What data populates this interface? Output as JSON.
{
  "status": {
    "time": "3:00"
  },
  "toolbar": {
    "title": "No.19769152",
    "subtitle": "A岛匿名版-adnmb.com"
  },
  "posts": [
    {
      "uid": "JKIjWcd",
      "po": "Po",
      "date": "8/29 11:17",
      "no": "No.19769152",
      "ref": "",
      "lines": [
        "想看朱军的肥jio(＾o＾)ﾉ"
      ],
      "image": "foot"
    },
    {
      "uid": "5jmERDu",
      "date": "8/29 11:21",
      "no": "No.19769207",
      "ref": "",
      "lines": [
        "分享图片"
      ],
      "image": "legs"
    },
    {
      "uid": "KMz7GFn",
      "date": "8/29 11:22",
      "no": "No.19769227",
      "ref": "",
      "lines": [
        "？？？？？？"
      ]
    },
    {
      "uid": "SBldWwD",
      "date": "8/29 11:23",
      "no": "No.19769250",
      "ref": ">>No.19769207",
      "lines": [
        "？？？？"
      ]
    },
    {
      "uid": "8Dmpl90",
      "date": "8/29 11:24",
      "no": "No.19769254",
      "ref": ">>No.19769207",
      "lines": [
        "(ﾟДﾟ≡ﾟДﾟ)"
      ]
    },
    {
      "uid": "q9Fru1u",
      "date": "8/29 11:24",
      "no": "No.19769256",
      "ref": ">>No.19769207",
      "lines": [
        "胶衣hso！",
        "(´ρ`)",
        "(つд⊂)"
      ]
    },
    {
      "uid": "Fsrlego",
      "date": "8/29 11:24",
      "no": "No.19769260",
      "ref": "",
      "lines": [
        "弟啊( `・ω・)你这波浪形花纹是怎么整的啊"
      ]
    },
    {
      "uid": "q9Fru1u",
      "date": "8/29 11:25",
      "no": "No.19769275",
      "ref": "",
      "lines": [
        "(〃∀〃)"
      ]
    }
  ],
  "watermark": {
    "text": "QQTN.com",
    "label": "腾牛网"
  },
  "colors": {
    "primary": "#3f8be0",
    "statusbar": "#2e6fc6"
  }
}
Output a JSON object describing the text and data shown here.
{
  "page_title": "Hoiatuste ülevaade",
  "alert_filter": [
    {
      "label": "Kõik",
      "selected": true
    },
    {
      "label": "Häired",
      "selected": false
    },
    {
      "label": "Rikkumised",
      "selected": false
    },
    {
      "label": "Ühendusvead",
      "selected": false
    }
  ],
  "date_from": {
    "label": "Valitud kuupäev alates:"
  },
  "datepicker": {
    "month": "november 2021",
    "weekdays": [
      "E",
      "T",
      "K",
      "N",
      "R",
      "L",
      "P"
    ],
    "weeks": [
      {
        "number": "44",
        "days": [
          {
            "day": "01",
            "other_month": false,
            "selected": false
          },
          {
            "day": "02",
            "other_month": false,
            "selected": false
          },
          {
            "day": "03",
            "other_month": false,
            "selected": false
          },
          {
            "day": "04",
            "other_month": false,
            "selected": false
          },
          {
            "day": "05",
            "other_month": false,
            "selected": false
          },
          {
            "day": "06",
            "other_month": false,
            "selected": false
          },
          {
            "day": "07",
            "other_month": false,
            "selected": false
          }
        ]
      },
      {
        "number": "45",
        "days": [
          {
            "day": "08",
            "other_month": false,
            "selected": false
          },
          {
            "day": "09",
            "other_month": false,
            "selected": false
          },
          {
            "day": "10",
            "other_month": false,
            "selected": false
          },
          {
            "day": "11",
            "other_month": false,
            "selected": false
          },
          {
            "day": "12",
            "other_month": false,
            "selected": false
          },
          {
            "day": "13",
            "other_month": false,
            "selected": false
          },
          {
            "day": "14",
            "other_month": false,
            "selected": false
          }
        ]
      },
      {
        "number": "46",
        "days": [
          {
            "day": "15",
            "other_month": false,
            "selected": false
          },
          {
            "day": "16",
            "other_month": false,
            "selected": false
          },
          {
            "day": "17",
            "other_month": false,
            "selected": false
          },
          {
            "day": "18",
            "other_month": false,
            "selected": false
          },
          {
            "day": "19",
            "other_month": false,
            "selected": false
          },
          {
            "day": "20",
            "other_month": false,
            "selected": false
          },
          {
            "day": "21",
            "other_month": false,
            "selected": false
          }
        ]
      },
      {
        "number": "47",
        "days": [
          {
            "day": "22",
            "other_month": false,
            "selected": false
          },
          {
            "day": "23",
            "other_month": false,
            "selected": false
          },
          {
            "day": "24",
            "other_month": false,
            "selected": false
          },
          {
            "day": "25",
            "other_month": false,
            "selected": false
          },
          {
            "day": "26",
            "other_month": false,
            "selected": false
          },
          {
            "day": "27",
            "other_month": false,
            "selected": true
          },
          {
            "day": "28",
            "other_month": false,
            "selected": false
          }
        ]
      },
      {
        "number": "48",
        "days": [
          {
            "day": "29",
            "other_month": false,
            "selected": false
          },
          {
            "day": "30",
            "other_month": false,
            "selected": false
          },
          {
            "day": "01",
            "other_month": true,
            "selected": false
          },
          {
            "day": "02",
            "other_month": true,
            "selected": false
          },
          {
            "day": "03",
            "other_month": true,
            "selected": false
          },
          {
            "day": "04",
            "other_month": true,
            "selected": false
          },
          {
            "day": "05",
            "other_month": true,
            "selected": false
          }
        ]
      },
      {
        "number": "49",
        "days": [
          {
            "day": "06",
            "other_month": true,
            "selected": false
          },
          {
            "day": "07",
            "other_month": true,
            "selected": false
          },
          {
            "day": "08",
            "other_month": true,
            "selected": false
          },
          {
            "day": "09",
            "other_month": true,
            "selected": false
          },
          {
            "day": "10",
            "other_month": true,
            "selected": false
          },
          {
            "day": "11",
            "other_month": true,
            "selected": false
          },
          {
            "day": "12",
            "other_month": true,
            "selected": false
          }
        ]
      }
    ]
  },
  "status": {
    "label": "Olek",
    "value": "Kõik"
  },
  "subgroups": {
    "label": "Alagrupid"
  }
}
# # # # #
_OBJECTIVE_
Return every line above that contains the word "label".

_WRITTEN ANSWER_
    "label": "腾牛网"
      "label": "Kõik",
      "label": "Häired",
      "label": "Rikkumised",
      "label": "Ühendusvead",
    "label": "Valitud kuupäev alates:"
    "label": "Olek",
    "label": "Alagrupid"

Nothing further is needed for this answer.